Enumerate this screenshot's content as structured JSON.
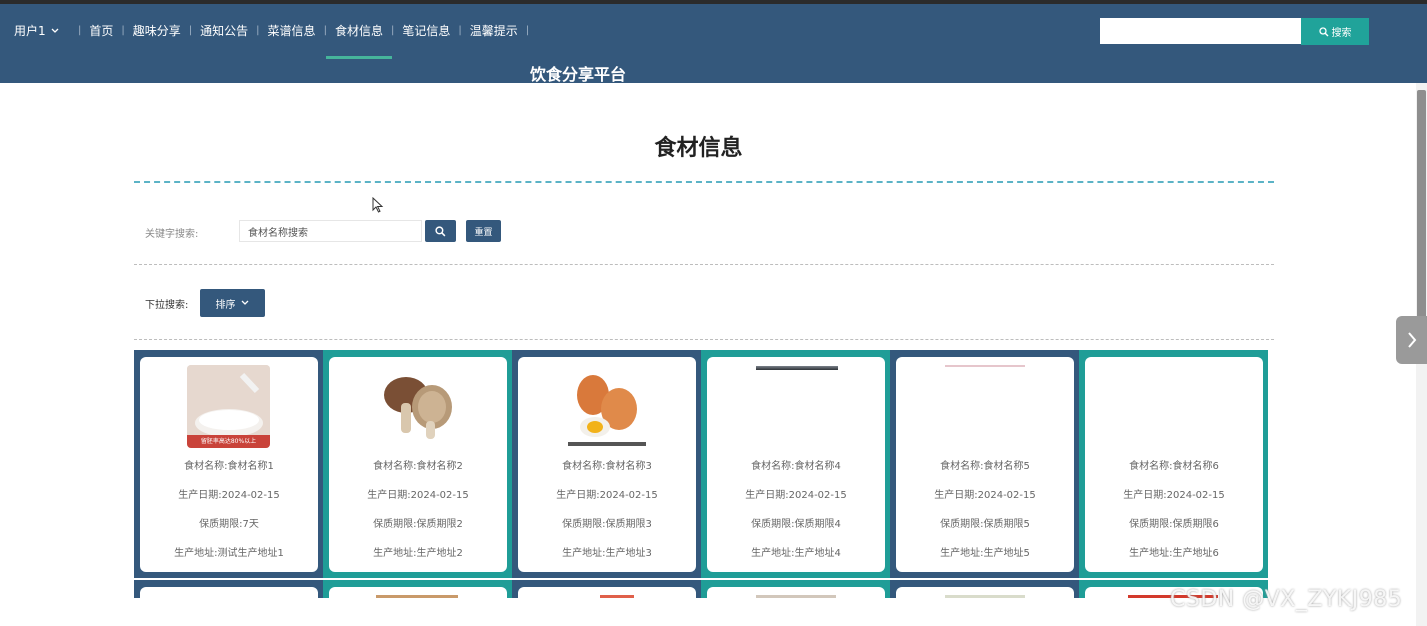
{
  "nav": {
    "user": "用户1",
    "items": [
      "首页",
      "趣味分享",
      "通知公告",
      "菜谱信息",
      "食材信息",
      "笔记信息",
      "温馨提示"
    ],
    "active_index": 4,
    "search_button": "搜索",
    "site_title": "饮食分享平台"
  },
  "page": {
    "heading": "食材信息",
    "keyword_label": "关键字搜索:",
    "keyword_placeholder": "食材名称搜索",
    "reset_label": "重置",
    "dropdown_label": "下拉搜索:",
    "sort_label": "排序"
  },
  "cards": [
    {
      "name": "食材名称:食材名称1",
      "date": "生产日期:2024-02-15",
      "shelf": "保质期限:7天",
      "address": "生产地址:测试生产地址1",
      "badge": "留胚率高达80%以上",
      "image": "rice-bowl"
    },
    {
      "name": "食材名称:食材名称2",
      "date": "生产日期:2024-02-15",
      "shelf": "保质期限:保质期限2",
      "address": "生产地址:生产地址2",
      "image": "mushroom"
    },
    {
      "name": "食材名称:食材名称3",
      "date": "生产日期:2024-02-15",
      "shelf": "保质期限:保质期限3",
      "address": "生产地址:生产地址3",
      "image": "eggs"
    },
    {
      "name": "食材名称:食材名称4",
      "date": "生产日期:2024-02-15",
      "shelf": "保质期限:保质期限4",
      "address": "生产地址:生产地址4",
      "image": "image-strip"
    },
    {
      "name": "食材名称:食材名称5",
      "date": "生产日期:2024-02-15",
      "shelf": "保质期限:保质期限5",
      "address": "生产地址:生产地址5",
      "image": "image-strip"
    },
    {
      "name": "食材名称:食材名称6",
      "date": "生产日期:2024-02-15",
      "shelf": "保质期限:保质期限6",
      "address": "生产地址:生产地址6",
      "image": "none"
    }
  ],
  "watermark": "CSDN @VX_ZYKJ985",
  "colors": {
    "navbar": "#34587c",
    "teal": "#1f9d97",
    "accent_line": "#46b59b",
    "search_btn": "#20a39a"
  }
}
=======
Exercise directions
Look through the material and copy each line that has "保质期限".

Result
      "shelf": "保质期限:7天",
      "shelf": "保质期限:保质期限2",
      "shelf": "保质期限:保质期限3",
      "shelf": "保质期限:保质期限4",
      "shelf": "保质期限:保质期限5",
      "shelf": "保质期限:保质期限6",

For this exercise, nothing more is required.